# start of Source records

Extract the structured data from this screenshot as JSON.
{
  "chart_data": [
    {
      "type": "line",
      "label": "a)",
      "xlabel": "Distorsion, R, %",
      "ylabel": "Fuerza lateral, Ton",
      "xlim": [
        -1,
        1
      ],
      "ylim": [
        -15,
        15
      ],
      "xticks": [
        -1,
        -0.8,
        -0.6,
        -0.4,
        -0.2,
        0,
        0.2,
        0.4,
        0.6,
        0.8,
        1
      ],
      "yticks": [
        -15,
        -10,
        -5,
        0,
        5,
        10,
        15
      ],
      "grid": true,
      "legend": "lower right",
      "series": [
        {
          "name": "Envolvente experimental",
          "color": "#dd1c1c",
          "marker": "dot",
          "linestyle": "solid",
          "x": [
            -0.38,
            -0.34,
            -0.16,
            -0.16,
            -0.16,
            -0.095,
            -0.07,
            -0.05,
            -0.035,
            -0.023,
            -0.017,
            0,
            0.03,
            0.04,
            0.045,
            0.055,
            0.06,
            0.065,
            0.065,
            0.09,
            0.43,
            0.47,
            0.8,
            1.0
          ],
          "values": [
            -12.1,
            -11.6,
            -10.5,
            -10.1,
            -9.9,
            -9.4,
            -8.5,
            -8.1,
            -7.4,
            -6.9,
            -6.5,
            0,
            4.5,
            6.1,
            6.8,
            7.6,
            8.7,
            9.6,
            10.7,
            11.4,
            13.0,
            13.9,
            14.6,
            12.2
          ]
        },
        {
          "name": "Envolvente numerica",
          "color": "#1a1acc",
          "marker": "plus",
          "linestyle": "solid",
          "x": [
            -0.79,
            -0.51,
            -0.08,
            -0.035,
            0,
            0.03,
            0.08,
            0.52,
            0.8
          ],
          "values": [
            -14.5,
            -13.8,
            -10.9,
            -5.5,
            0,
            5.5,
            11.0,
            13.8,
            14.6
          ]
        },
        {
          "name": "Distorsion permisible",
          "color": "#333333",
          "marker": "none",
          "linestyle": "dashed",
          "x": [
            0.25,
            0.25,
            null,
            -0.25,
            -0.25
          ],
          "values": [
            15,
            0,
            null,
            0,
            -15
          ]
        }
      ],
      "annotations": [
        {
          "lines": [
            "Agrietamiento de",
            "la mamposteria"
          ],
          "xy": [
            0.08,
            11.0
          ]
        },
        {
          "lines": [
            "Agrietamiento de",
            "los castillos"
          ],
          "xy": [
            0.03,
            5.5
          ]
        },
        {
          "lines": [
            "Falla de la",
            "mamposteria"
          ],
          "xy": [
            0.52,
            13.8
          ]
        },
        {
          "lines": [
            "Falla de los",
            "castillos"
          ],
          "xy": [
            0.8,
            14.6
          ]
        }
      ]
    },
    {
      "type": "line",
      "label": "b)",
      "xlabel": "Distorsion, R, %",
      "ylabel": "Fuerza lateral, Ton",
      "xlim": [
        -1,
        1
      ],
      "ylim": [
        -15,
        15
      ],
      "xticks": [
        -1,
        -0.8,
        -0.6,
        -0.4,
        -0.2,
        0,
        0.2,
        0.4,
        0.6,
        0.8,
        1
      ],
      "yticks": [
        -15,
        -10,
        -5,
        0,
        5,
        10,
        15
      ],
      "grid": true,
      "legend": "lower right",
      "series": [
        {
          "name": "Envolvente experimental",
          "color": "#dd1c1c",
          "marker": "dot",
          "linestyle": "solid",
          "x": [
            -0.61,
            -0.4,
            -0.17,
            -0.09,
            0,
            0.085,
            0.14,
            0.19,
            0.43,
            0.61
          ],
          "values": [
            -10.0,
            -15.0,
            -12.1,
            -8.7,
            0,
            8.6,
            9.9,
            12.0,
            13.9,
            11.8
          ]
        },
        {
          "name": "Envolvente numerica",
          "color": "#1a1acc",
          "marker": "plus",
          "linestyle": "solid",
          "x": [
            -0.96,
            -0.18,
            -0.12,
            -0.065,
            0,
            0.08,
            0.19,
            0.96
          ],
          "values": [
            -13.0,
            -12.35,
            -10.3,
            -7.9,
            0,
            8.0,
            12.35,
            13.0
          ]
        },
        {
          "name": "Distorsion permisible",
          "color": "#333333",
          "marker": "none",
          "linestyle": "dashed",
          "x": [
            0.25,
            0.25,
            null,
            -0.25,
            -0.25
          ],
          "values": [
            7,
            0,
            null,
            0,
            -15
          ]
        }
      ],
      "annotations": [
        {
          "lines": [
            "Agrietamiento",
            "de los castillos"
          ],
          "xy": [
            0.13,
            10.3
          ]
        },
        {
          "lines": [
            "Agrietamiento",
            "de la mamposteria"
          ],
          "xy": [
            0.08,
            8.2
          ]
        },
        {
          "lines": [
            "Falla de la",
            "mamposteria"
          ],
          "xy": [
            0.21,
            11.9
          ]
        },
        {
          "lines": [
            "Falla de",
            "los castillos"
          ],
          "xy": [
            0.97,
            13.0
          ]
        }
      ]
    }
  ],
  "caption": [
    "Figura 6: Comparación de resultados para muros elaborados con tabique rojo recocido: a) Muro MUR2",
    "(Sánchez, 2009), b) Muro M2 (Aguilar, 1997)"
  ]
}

# end of Source records

**Given instruction**. Each line in the listing above that contains "Falla" should be copied.

**Full response**.
            "Falla de la",
            "Falla de los",
            "Falla de la",
            "Falla de",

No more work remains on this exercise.